**Dataset rows**
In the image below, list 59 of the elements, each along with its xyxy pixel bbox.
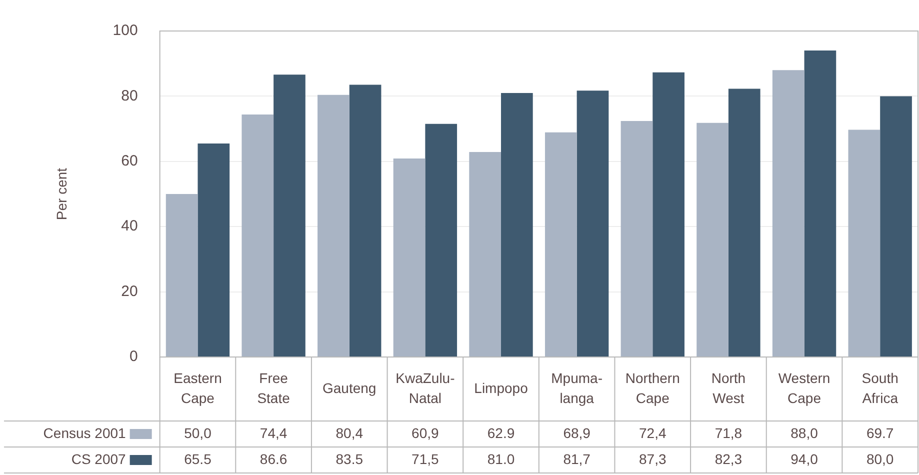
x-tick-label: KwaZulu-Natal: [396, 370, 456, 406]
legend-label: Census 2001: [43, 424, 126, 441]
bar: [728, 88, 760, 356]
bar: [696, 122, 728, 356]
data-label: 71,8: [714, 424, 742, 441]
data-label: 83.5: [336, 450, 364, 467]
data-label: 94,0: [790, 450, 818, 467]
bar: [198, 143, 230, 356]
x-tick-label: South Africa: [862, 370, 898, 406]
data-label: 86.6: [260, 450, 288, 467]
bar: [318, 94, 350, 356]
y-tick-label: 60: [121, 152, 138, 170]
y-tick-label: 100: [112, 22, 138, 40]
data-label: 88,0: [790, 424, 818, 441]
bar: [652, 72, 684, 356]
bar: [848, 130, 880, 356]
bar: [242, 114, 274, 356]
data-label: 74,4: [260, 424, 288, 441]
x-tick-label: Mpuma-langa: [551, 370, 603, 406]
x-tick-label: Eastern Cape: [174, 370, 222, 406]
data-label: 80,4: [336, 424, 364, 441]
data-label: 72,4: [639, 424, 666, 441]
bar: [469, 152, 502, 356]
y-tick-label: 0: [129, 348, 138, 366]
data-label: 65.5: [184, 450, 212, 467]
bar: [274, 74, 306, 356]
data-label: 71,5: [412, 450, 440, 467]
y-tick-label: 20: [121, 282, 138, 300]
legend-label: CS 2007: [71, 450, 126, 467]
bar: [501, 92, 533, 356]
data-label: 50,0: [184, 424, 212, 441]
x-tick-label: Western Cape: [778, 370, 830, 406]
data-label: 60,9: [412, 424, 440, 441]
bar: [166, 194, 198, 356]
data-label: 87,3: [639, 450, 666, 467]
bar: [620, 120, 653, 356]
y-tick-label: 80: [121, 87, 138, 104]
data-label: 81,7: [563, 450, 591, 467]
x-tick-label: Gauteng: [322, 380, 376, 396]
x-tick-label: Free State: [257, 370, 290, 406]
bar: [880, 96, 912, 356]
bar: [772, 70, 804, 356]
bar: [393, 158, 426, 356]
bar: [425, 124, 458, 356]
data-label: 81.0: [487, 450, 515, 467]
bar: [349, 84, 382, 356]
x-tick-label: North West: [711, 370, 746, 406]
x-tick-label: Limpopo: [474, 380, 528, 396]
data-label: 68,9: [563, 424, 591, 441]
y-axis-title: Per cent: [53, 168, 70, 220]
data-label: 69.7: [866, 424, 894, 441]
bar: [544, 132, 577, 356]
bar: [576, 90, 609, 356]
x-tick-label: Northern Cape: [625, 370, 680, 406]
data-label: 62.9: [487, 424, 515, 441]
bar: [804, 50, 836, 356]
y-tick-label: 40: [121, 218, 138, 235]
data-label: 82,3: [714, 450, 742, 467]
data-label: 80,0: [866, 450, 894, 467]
--
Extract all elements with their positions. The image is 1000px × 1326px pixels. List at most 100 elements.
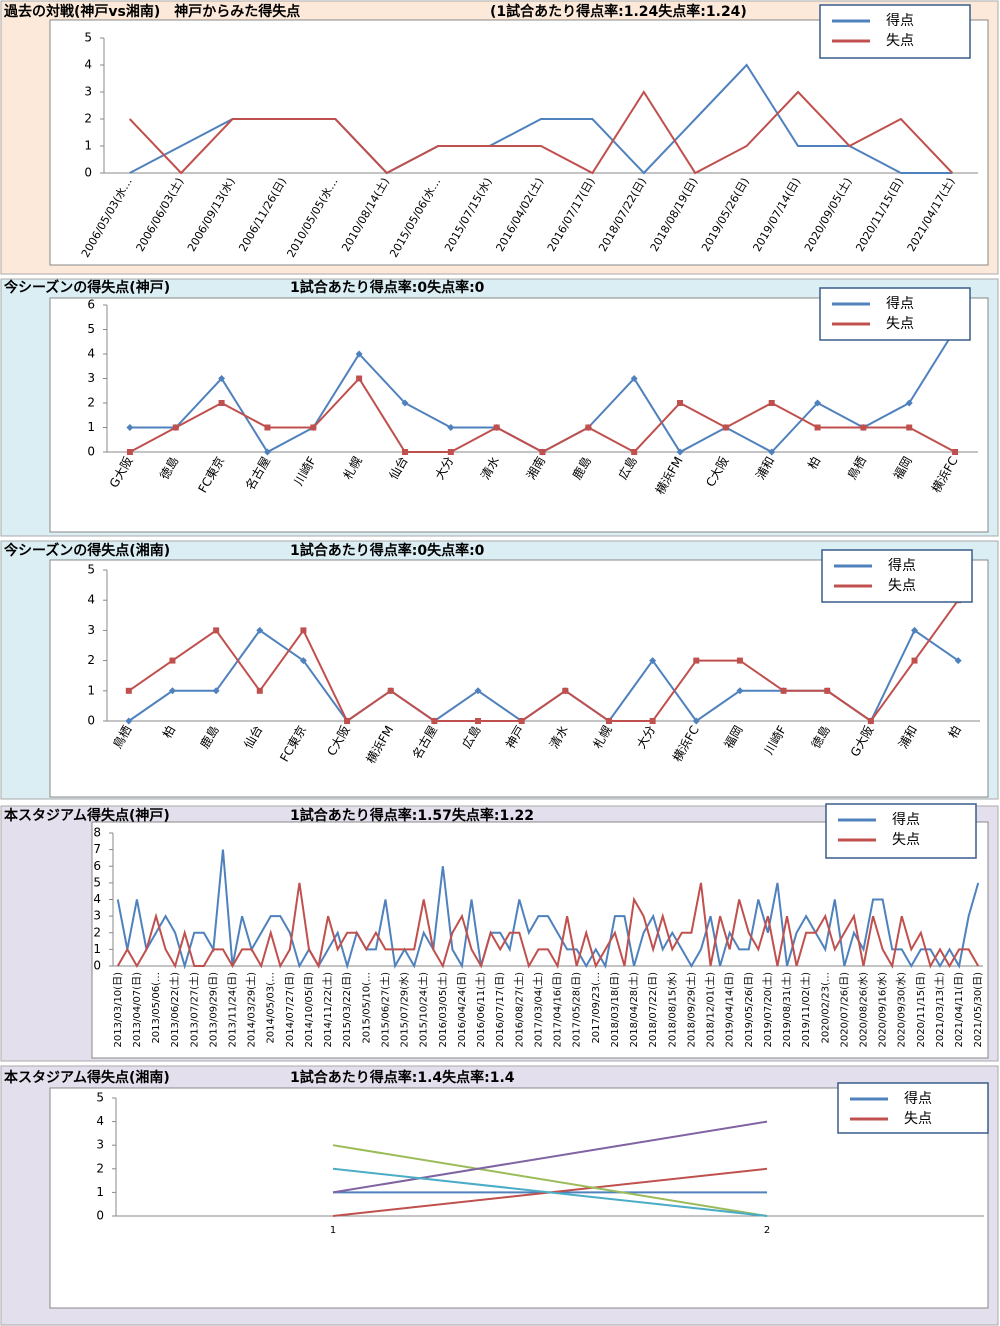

**Task to carry out**
Rewrite the rows from the line containing "In the image" to the line containing "bar: [274, 74, 306, 356]", changing every "data-label" to "value-label" and leaving everything else unchanged. Omit the pictures from your answer.

**Response to this exercise**
In the image below, list 59 of the elements, each along with its xyxy pixel bbox.
x-tick-label: KwaZulu-Natal: [396, 370, 456, 406]
legend-label: Census 2001: [43, 424, 126, 441]
bar: [728, 88, 760, 356]
bar: [696, 122, 728, 356]
value-label: 71,8: [714, 424, 742, 441]
value-label: 83.5: [336, 450, 364, 467]
value-label: 94,0: [790, 450, 818, 467]
bar: [198, 143, 230, 356]
x-tick-label: South Africa: [862, 370, 898, 406]
value-label: 86.6: [260, 450, 288, 467]
bar: [318, 94, 350, 356]
y-tick-label: 60: [121, 152, 138, 170]
y-tick-label: 100: [112, 22, 138, 40]
value-label: 88,0: [790, 424, 818, 441]
bar: [652, 72, 684, 356]
bar: [848, 130, 880, 356]
bar: [242, 114, 274, 356]
value-label: 74,4: [260, 424, 288, 441]
x-tick-label: Mpuma-langa: [551, 370, 603, 406]
x-tick-label: Eastern Cape: [174, 370, 222, 406]
value-label: 80,4: [336, 424, 364, 441]
value-label: 72,4: [639, 424, 666, 441]
bar: [469, 152, 502, 356]
y-tick-label: 0: [129, 348, 138, 366]
value-label: 65.5: [184, 450, 212, 467]
bar: [274, 74, 306, 356]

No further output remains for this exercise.